#### Work to complete:
Report every line below that holds the word "weights".

==== Extracted data

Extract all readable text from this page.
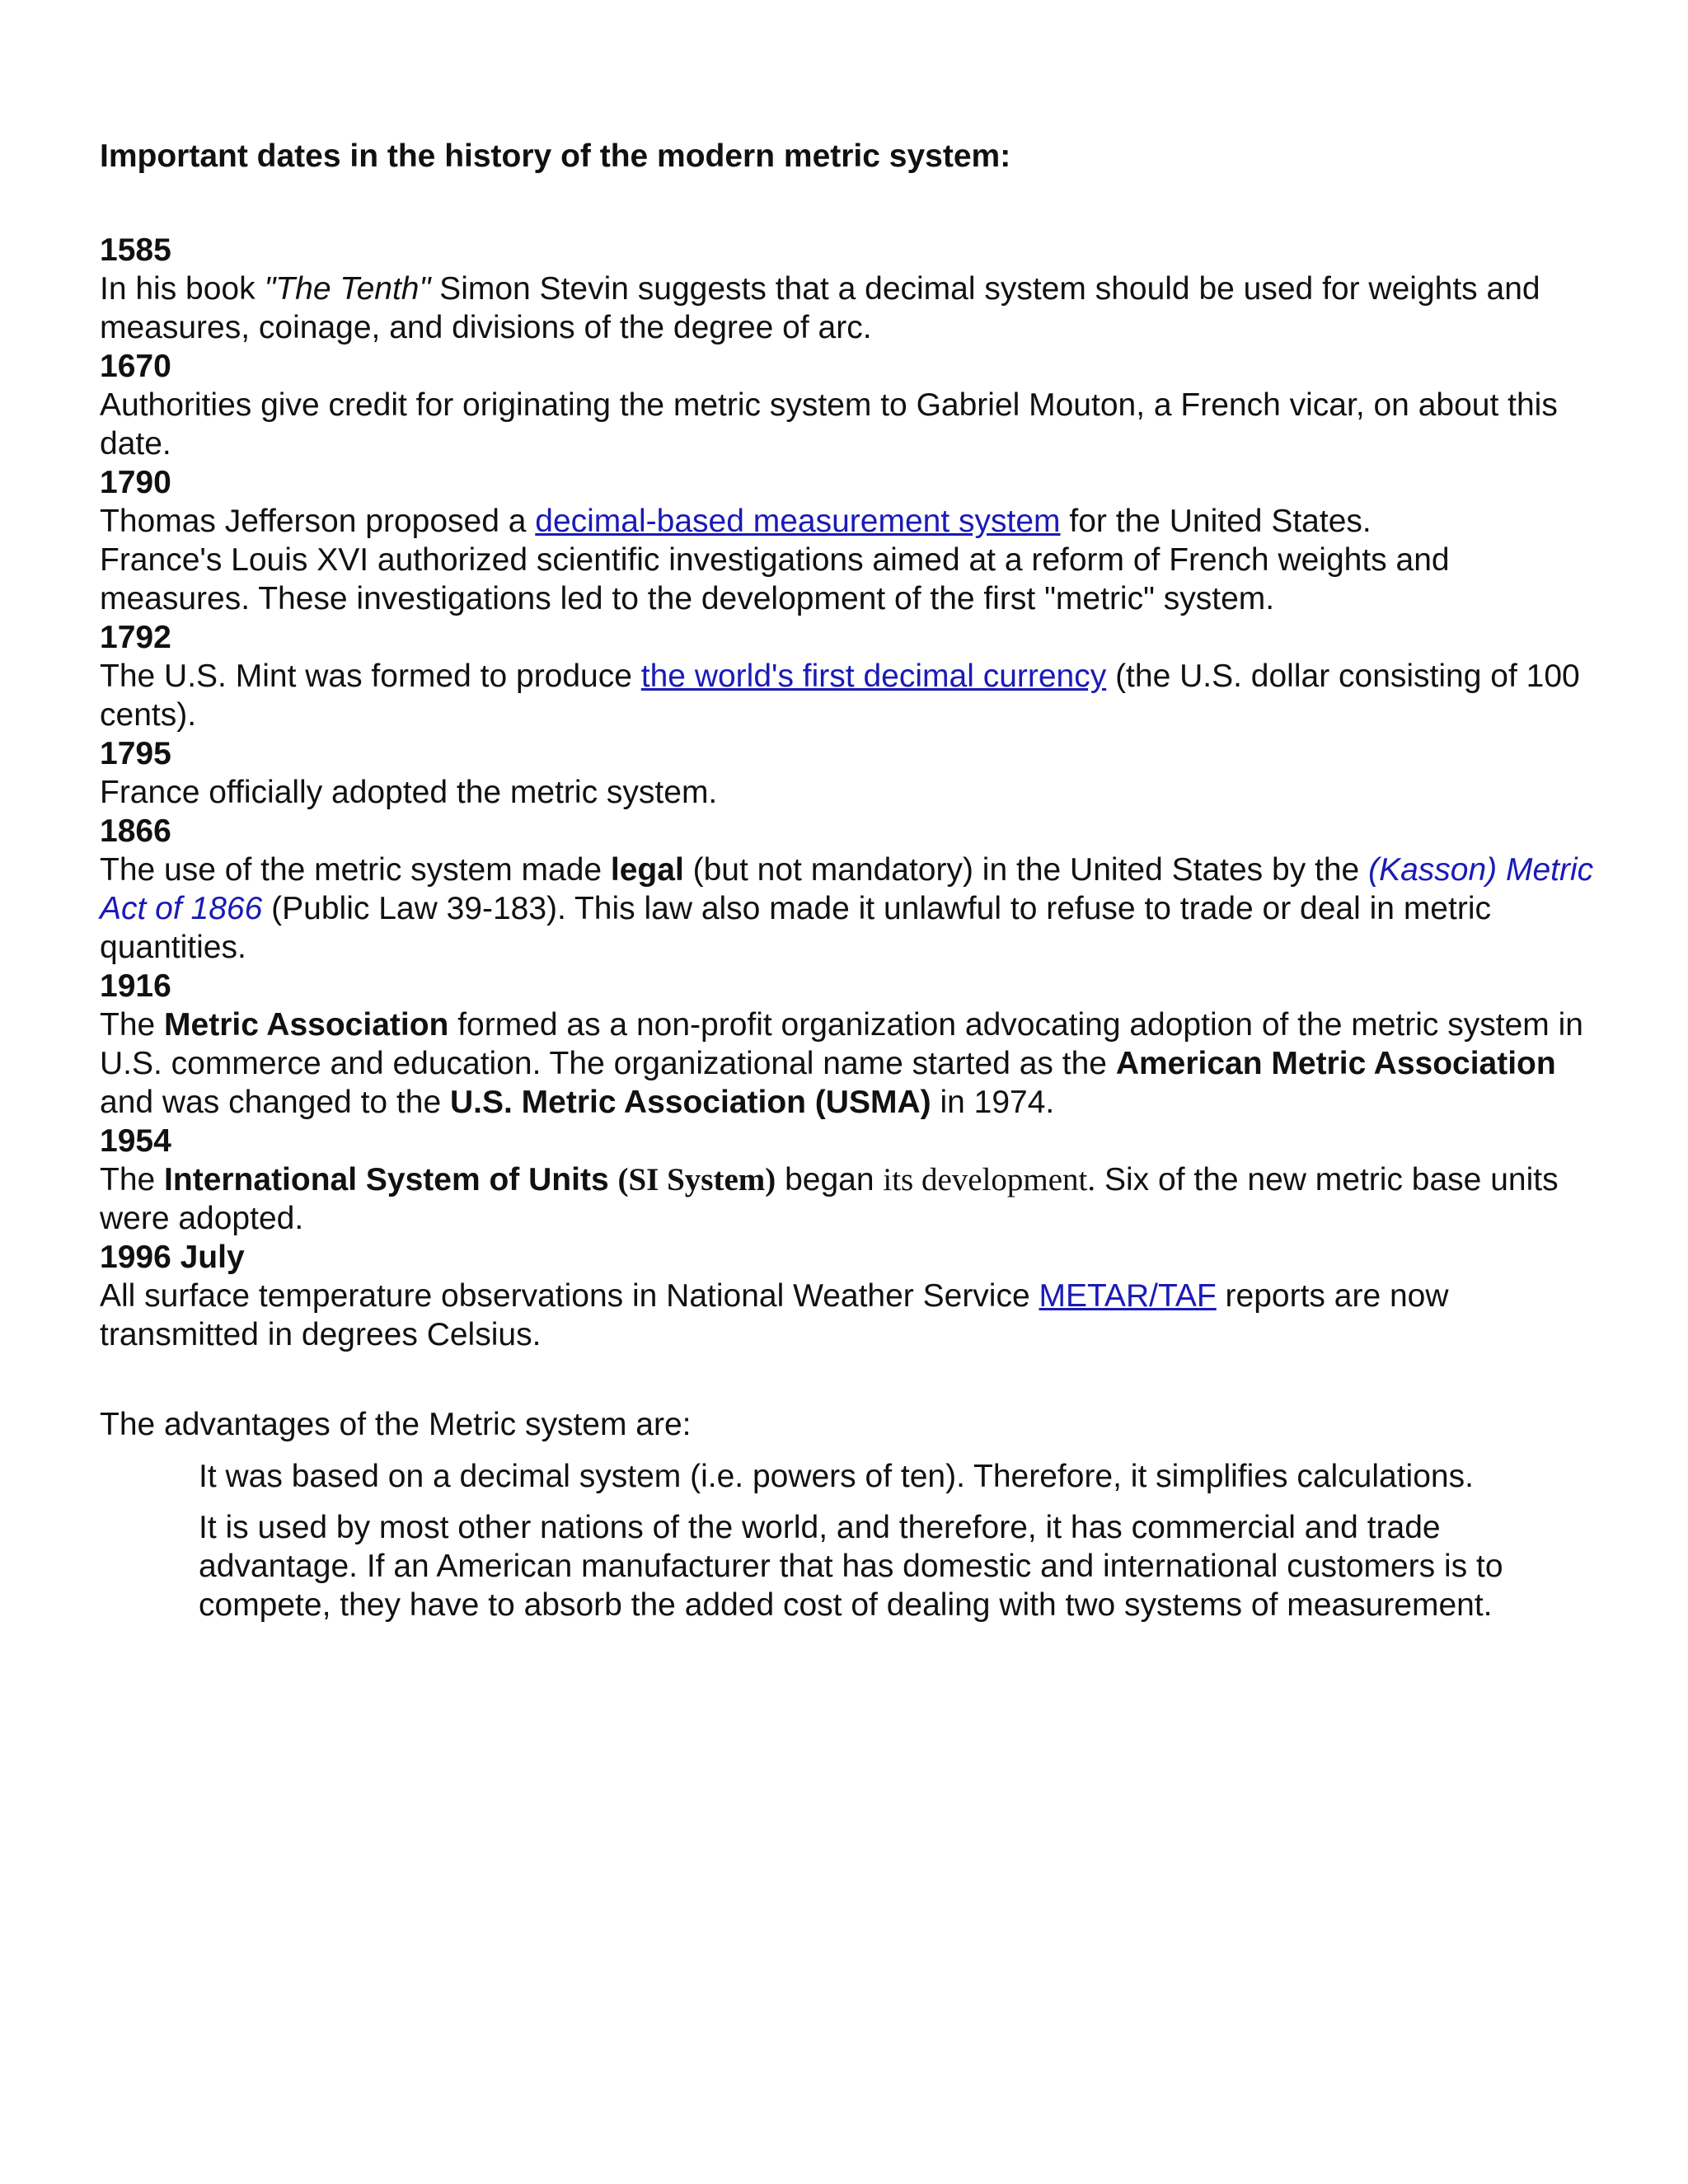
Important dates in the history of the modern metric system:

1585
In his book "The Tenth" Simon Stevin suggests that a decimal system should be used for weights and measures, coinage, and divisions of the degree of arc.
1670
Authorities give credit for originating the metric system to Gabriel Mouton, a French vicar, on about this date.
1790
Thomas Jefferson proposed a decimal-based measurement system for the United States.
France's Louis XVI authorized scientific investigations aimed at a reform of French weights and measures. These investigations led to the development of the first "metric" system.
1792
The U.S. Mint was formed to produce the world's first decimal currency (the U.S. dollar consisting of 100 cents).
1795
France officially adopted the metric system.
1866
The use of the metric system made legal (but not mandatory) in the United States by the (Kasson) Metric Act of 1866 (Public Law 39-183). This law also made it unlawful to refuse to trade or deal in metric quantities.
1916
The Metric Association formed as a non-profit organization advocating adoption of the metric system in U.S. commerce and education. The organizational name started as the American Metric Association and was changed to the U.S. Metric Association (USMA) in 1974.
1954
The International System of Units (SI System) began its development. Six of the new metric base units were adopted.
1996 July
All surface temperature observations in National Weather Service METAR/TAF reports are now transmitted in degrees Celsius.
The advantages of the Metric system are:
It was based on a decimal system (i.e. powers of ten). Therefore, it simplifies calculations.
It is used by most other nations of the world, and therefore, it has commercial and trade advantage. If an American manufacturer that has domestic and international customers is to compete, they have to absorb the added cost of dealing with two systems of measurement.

========
==== Extracted data

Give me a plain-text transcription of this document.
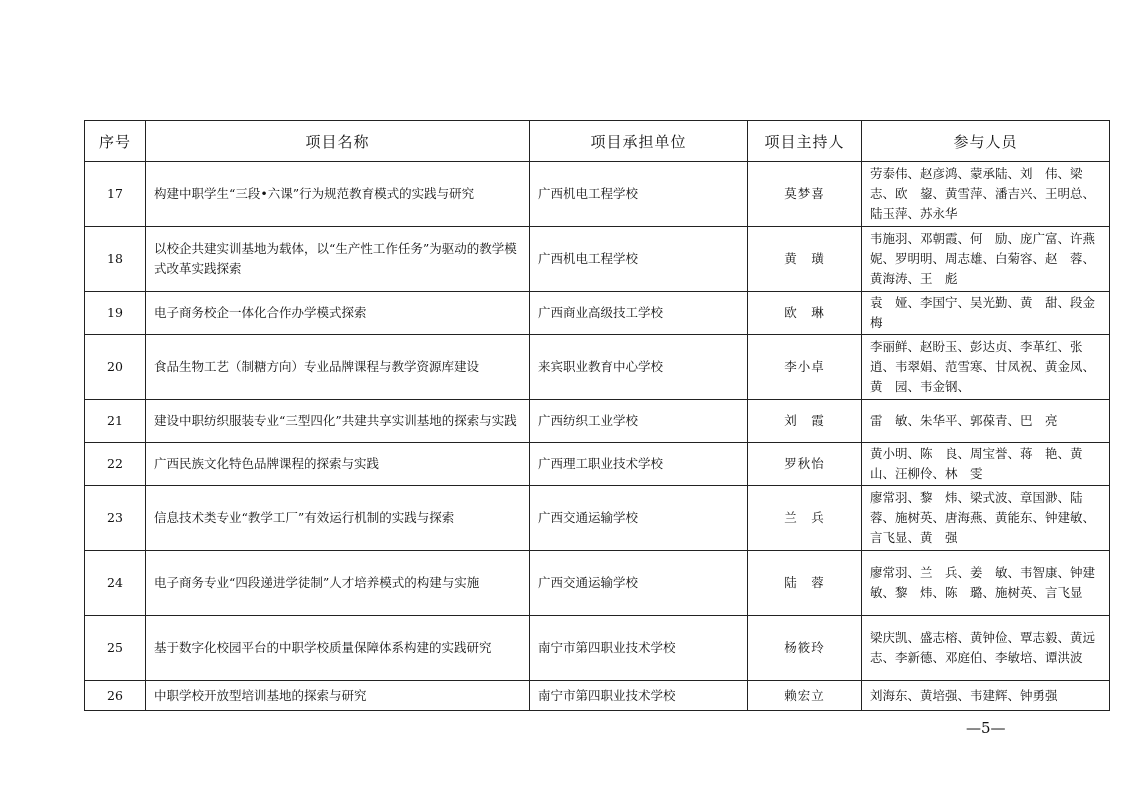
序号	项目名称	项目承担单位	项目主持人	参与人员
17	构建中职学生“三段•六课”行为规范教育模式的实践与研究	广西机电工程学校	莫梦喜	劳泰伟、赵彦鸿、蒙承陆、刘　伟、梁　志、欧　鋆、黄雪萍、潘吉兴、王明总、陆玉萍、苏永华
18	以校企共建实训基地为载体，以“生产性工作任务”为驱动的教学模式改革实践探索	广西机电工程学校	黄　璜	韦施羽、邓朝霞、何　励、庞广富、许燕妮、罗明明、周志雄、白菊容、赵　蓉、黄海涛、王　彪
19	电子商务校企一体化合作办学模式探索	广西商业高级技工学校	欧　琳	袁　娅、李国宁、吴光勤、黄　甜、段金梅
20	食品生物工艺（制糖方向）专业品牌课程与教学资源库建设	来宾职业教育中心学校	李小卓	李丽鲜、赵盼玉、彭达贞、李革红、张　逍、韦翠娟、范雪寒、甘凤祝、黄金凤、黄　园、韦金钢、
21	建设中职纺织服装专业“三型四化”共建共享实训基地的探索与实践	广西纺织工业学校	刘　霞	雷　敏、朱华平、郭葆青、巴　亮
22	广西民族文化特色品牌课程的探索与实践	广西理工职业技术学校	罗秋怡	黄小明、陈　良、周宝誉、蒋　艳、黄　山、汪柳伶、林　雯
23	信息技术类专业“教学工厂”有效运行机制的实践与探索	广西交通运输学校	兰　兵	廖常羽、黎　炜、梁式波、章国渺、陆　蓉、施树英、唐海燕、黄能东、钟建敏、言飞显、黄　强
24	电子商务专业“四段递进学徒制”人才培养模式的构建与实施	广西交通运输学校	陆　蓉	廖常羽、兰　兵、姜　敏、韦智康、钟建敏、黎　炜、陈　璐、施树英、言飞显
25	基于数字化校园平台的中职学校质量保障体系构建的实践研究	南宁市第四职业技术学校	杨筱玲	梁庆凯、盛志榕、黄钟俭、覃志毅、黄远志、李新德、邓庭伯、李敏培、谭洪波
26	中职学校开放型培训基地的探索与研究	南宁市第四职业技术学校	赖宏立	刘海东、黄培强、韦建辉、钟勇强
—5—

========

#### Worked solution:
In his book "The Tenth" Simon Stevin suggests that a decimal system should be used for weights and measures, coinage, and divisions of the degree of arc.
France's Louis XVI authorized scientific investigations aimed at a reform of French weights and measures. These investigations led to the development of the first "metric" system.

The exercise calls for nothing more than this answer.